Your goal: Reproduce this listing in full.

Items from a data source
■ ■ ■

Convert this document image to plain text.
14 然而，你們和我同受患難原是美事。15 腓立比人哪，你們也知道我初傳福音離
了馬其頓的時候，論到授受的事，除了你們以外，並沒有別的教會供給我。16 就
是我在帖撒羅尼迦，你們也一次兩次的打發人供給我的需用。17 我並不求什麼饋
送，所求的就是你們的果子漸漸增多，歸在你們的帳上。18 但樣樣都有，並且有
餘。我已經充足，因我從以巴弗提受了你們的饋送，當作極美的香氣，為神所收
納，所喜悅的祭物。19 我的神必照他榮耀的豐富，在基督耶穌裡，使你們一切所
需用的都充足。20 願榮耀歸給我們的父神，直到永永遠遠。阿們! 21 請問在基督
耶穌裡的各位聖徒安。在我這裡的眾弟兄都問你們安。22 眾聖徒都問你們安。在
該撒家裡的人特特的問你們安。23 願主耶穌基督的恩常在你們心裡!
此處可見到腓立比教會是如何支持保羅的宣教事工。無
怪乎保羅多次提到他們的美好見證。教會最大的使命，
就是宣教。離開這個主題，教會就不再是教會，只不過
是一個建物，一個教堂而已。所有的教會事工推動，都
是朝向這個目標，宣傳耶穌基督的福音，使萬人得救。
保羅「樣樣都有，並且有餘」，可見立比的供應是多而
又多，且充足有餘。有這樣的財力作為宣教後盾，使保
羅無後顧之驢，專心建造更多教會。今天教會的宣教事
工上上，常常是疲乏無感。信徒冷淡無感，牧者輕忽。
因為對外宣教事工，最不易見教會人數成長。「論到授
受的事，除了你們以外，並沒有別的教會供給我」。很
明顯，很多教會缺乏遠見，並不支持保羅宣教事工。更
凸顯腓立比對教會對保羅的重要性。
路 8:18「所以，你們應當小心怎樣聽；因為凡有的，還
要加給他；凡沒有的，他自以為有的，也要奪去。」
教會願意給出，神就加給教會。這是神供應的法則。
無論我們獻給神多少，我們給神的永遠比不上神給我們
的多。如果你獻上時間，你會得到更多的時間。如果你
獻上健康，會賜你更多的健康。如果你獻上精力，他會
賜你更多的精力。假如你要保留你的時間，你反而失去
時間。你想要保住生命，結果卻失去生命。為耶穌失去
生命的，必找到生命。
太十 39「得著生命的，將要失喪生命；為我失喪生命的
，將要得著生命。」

■ ■ ■

Task result:
Convert this document image to plain text.
14 然而，你們和我同受患難原是美事。15 腓立比人哪，你們也知道我初傳福音離
了馬其頓的時候，論到授受的事，除了你們以外，並沒有別的教會供給我。16 就
是我在帖撒羅尼迦，你們也一次兩次的打發人供給我的需用。17 我並不求什麼饋
送，所求的就是你們的果子漸漸增多，歸在你們的帳上。18 但樣樣都有，並且有
餘。我已經充足，因我從以巴弗提受了你們的饋送，當作極美的香氣，為神所收
納，所喜悅的祭物。19 我的神必照他榮耀的豐富，在基督耶穌裡，使你們一切所
需用的都充足。20 願榮耀歸給我們的父神，直到永永遠遠。阿們! 21 請問在基督
耶穌裡的各位聖徒安。在我這裡的眾弟兄都問你們安。22 眾聖徒都問你們安。在
該撒家裡的人特特的問你們安。23 願主耶穌基督的恩常在你們心裡!
此處可見到腓立比教會是如何支持保羅的宣教事工。無
怪乎保羅多次提到他們的美好見證。教會最大的使命，
就是宣教。離開這個主題，教會就不再是教會，只不過
是一個建物，一個教堂而已。所有的教會事工推動，都
是朝向這個目標，宣傳耶穌基督的福音，使萬人得救。
保羅「樣樣都有，並且有餘」，可見立比的供應是多而
又多，且充足有餘。有這樣的財力作為宣教後盾，使保
羅無後顧之驢，專心建造更多教會。今天教會的宣教事
工上上，常常是疲乏無感。信徒冷淡無感，牧者輕忽。
因為對外宣教事工，最不易見教會人數成長。「論到授
受的事，除了你們以外，並沒有別的教會供給我」。很
明顯，很多教會缺乏遠見，並不支持保羅宣教事工。更
凸顯腓立比對教會對保羅的重要性。
路 8:18「所以，你們應當小心怎樣聽；因為凡有的，還
要加給他；凡沒有的，他自以為有的，也要奪去。」
教會願意給出，神就加給教會。這是神供應的法則。
無論我們獻給神多少，我們給神的永遠比不上神給我們
的多。如果你獻上時間，你會得到更多的時間。如果你
獻上健康，會賜你更多的健康。如果你獻上精力，他會
賜你更多的精力。假如你要保留你的時間，你反而失去
時間。你想要保住生命，結果卻失去生命。為耶穌失去
生命的，必找到生命。
太十 39「得著生命的，將要失喪生命；為我失喪生命的
，將要得著生命。」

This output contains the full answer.